(WHAT THE EXERCISE ASKS):
Return the records in full, exactly as given.

Dataset entries:
++++

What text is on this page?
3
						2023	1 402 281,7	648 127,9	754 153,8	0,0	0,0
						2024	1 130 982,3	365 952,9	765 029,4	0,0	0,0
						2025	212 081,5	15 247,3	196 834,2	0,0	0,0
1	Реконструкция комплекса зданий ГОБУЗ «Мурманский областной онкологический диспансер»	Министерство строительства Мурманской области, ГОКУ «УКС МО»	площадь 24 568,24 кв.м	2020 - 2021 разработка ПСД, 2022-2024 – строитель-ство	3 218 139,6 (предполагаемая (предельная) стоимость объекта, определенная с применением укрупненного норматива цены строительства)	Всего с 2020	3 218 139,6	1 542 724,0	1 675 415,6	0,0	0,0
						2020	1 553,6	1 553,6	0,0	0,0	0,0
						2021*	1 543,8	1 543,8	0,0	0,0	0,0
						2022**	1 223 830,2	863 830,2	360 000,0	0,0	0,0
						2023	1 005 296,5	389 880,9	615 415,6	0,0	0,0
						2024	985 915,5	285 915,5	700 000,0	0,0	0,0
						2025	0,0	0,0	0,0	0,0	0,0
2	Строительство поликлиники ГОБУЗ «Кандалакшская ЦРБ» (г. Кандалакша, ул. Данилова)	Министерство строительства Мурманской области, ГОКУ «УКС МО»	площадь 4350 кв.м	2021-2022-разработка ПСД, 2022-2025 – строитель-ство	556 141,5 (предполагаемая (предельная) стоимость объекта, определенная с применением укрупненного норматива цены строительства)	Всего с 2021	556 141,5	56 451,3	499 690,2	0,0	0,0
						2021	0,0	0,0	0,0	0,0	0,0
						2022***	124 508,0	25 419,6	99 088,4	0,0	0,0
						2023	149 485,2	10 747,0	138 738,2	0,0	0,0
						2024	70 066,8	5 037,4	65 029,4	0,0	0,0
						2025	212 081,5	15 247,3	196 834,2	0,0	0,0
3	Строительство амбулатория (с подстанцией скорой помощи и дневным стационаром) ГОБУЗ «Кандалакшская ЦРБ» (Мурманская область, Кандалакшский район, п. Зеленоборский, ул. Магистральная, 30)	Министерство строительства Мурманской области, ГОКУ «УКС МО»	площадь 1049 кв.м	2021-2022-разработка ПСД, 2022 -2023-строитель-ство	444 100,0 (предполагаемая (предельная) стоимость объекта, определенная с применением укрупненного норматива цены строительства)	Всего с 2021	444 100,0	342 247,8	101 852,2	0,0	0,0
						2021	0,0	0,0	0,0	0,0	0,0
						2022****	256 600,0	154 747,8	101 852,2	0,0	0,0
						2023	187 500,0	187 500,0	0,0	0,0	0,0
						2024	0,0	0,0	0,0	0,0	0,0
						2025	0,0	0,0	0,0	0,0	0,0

++++

(FINAL RESULT):
What text is on this page?
3
						2023	1 402 281,7	648 127,9	754 153,8	0,0	0,0
						2024	1 130 982,3	365 952,9	765 029,4	0,0	0,0
						2025	212 081,5	15 247,3	196 834,2	0,0	0,0
1	Реконструкция комплекса зданий ГОБУЗ «Мурманский областной онкологический диспансер»	Министерство строительства Мурманской области, ГОКУ «УКС МО»	площадь 24 568,24 кв.м	2020 - 2021 разработка ПСД, 2022-2024 – строитель-ство	3 218 139,6 (предполагаемая (предельная) стоимость объекта, определенная с применением укрупненного норматива цены строительства)	Всего с 2020	3 218 139,6	1 542 724,0	1 675 415,6	0,0	0,0
						2020	1 553,6	1 553,6	0,0	0,0	0,0
						2021*	1 543,8	1 543,8	0,0	0,0	0,0
						2022**	1 223 830,2	863 830,2	360 000,0	0,0	0,0
						2023	1 005 296,5	389 880,9	615 415,6	0,0	0,0
						2024	985 915,5	285 915,5	700 000,0	0,0	0,0
						2025	0,0	0,0	0,0	0,0	0,0
2	Строительство поликлиники ГОБУЗ «Кандалакшская ЦРБ» (г. Кандалакша, ул. Данилова)	Министерство строительства Мурманской области, ГОКУ «УКС МО»	площадь 4350 кв.м	2021-2022-разработка ПСД, 2022-2025 – строитель-ство	556 141,5 (предполагаемая (предельная) стоимость объекта, определенная с применением укрупненного норматива цены строительства)	Всего с 2021	556 141,5	56 451,3	499 690,2	0,0	0,0
						2021	0,0	0,0	0,0	0,0	0,0
						2022***	124 508,0	25 419,6	99 088,4	0,0	0,0
						2023	149 485,2	10 747,0	138 738,2	0,0	0,0
						2024	70 066,8	5 037,4	65 029,4	0,0	0,0
						2025	212 081,5	15 247,3	196 834,2	0,0	0,0
3	Строительство амбулатория (с подстанцией скорой помощи и дневным стационаром) ГОБУЗ «Кандалакшская ЦРБ» (Мурманская область, Кандалакшский район, п. Зеленоборский, ул. Магистральная, 30)	Министерство строительства Мурманской области, ГОКУ «УКС МО»	площадь 1049 кв.м	2021-2022-разработка ПСД, 2022 -2023-строитель-ство	444 100,0 (предполагаемая (предельная) стоимость объекта, определенная с применением укрупненного норматива цены строительства)	Всего с 2021	444 100,0	342 247,8	101 852,2	0,0	0,0
						2021	0,0	0,0	0,0	0,0	0,0
						2022****	256 600,0	154 747,8	101 852,2	0,0	0,0
						2023	187 500,0	187 500,0	0,0	0,0	0,0
						2024	0,0	0,0	0,0	0,0	0,0
						2025	0,0	0,0	0,0	0,0	0,0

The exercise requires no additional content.